Directive -> Count how many lines of the material hold "City". Respond with that number alone.

Data lines ->
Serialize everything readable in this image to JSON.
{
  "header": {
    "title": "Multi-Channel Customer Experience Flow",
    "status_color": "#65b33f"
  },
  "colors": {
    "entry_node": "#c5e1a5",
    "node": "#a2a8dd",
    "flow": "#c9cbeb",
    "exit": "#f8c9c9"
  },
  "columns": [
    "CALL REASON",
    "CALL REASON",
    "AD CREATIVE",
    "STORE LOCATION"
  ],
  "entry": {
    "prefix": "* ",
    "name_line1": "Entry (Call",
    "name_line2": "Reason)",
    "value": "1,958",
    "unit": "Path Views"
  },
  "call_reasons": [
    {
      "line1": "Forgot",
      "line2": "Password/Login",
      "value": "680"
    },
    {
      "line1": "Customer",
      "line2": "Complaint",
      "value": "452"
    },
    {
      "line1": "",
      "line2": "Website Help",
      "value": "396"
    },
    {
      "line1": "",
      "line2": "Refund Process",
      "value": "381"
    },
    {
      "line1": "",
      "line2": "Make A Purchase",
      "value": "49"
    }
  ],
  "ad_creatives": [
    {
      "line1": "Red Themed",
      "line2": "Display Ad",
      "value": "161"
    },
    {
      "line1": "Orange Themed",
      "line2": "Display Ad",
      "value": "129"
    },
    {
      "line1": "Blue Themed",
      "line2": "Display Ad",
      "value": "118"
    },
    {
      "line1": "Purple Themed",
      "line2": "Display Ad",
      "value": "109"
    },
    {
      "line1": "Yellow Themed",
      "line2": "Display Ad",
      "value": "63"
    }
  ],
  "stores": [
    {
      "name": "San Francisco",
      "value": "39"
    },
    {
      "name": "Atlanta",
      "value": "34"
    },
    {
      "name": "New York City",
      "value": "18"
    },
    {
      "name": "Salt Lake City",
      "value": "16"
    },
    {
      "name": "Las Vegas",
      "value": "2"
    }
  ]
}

The response -> 2